Search the material below for the string "same" and list each line that holds it.

++++ Material for this exercise ++++

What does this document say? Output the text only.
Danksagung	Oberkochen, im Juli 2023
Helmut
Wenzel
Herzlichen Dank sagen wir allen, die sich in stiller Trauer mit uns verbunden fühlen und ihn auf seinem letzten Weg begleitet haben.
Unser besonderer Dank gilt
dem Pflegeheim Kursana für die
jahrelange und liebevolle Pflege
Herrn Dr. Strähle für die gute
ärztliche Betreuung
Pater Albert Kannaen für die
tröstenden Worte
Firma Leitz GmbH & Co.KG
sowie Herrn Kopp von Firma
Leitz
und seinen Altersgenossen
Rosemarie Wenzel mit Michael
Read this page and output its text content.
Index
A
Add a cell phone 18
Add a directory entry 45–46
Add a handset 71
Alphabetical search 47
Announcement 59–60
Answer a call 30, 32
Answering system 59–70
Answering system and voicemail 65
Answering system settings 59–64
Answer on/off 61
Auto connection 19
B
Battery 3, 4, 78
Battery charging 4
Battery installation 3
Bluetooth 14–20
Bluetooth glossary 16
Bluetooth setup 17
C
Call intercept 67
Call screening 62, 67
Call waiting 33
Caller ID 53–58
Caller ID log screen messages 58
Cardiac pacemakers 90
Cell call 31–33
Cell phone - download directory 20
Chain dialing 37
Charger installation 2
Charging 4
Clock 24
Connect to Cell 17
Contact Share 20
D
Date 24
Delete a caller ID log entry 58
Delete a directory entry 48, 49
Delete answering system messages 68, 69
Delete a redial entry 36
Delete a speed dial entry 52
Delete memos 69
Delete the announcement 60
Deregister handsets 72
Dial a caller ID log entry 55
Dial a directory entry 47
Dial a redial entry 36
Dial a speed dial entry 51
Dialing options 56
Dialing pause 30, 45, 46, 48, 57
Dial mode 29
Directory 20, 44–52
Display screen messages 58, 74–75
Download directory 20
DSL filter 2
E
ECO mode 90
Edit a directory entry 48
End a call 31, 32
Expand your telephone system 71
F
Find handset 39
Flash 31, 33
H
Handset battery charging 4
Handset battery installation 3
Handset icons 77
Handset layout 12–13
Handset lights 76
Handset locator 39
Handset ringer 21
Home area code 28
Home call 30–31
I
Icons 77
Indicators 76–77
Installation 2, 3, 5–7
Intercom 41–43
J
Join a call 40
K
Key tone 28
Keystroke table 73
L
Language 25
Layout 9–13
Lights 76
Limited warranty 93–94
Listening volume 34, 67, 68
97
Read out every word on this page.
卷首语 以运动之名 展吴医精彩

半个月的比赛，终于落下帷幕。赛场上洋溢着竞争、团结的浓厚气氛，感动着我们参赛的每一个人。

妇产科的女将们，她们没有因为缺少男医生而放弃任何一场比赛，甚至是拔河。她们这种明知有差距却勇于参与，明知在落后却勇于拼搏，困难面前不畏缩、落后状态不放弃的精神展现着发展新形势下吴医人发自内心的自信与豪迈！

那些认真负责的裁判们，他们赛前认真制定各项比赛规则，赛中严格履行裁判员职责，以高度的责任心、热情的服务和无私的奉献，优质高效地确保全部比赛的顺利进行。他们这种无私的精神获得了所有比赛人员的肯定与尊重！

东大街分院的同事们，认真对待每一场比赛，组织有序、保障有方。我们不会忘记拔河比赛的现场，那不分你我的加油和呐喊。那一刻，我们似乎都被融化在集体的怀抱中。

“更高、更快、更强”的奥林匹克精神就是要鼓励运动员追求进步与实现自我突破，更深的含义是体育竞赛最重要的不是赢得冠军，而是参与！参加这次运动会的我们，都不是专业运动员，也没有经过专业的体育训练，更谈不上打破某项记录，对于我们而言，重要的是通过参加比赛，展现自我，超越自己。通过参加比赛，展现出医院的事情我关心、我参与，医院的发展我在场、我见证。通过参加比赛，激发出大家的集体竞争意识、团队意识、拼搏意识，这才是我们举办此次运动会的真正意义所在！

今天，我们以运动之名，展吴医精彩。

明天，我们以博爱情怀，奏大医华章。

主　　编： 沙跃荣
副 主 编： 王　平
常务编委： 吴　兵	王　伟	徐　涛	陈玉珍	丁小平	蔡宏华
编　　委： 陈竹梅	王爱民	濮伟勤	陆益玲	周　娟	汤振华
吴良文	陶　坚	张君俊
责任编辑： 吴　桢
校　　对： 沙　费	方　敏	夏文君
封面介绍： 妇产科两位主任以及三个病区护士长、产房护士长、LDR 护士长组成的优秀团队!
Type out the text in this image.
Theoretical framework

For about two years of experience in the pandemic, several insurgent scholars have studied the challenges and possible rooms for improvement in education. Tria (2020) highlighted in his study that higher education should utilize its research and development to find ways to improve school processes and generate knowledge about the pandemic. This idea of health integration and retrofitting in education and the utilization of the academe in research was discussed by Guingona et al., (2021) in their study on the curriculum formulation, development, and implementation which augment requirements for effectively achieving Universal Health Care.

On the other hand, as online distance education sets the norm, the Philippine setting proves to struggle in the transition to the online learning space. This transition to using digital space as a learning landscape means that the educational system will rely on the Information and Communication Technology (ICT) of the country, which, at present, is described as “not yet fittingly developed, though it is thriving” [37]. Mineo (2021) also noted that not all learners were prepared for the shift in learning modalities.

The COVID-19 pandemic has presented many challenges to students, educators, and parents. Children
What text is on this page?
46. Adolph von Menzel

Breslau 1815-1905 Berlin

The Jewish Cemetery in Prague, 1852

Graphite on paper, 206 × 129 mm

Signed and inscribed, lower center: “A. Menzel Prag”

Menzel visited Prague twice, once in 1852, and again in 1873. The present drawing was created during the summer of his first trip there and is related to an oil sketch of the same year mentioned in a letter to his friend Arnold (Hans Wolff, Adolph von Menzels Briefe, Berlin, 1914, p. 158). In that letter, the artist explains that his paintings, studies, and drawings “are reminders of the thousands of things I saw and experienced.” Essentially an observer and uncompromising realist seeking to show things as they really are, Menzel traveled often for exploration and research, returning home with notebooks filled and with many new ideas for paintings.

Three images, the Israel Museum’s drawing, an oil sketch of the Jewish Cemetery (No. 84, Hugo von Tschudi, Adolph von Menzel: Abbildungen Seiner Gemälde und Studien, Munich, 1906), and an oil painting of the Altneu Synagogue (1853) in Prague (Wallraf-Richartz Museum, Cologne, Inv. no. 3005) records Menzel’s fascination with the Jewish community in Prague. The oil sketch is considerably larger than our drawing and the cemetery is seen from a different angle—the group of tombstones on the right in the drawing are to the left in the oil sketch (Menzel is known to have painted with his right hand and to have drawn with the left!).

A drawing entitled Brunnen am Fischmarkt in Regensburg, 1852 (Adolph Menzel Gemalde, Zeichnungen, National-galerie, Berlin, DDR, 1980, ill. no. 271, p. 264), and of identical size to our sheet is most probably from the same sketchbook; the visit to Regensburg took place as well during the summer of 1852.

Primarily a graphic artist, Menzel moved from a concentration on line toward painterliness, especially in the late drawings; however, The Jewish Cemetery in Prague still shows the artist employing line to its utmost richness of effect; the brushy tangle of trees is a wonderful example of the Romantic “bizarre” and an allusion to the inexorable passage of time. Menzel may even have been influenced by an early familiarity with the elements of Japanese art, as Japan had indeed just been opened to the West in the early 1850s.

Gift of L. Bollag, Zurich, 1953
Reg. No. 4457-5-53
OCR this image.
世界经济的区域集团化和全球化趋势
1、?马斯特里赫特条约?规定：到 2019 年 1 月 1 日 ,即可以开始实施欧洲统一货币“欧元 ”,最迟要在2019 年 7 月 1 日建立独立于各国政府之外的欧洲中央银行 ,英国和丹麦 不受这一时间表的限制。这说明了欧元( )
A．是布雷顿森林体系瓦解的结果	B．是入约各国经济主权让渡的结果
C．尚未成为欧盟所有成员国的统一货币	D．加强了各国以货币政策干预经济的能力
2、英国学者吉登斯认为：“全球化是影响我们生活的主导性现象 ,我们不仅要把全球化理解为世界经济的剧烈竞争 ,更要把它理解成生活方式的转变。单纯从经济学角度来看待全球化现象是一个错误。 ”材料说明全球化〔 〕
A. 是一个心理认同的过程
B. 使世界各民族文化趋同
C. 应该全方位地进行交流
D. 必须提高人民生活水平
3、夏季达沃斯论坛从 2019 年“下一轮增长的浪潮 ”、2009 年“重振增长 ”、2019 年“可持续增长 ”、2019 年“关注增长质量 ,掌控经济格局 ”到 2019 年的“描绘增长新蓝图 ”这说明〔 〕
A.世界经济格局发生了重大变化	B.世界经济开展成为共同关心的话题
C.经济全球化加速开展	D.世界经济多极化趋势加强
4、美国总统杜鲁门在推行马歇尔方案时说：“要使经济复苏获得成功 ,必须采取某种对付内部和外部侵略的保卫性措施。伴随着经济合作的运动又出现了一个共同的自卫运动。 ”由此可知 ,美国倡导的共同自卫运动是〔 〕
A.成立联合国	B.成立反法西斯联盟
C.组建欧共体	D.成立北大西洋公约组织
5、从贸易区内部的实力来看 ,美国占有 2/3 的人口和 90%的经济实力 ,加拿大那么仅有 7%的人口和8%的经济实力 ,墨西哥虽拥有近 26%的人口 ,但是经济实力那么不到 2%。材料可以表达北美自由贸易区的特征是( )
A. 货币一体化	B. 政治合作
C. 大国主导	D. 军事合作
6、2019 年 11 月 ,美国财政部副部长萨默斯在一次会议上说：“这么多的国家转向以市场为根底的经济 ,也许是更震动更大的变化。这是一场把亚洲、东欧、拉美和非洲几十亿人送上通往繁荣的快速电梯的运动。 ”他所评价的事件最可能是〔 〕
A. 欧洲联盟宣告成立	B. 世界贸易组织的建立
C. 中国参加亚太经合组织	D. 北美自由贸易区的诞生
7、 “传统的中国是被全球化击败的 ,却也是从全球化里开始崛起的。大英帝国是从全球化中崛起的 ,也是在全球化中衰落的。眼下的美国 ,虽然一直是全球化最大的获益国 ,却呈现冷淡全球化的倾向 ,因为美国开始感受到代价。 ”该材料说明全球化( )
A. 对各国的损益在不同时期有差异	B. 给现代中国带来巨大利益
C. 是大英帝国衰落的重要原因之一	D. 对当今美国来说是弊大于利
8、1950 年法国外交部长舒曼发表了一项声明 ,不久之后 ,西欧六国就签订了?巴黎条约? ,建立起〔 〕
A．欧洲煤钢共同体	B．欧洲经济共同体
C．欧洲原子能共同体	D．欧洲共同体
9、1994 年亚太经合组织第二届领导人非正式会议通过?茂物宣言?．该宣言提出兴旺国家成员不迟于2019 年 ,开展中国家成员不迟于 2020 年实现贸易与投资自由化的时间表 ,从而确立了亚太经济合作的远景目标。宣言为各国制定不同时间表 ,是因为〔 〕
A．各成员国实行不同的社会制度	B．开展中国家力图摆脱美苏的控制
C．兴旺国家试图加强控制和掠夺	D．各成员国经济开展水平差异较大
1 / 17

++++

Answer below →
Menzel visited Prague twice, once in 1852, and again in 1873. The present drawing was created during the summer of his first trip there and is related to an oil sketch of the same year mentioned in a letter to his friend Arnold (Hans Wolff, Adolph von Menzels Briefe, Berlin, 1914, p. 158). In that letter, the artist explains that his paintings, studies, and drawings “are reminders of the thousands of things I saw and experienced.” Essentially an observer and uncompromising realist seeking to show things as they really are, Menzel traveled often for exploration and research, returning home with notebooks filled and with many new ideas for paintings.
A drawing entitled Brunnen am Fischmarkt in Regensburg, 1852 (Adolph Menzel Gemalde, Zeichnungen, National-galerie, Berlin, DDR, 1980, ill. no. 271, p. 264), and of identical size to our sheet is most probably from the same sketchbook; the visit to Regensburg took place as well during the summer of 1852.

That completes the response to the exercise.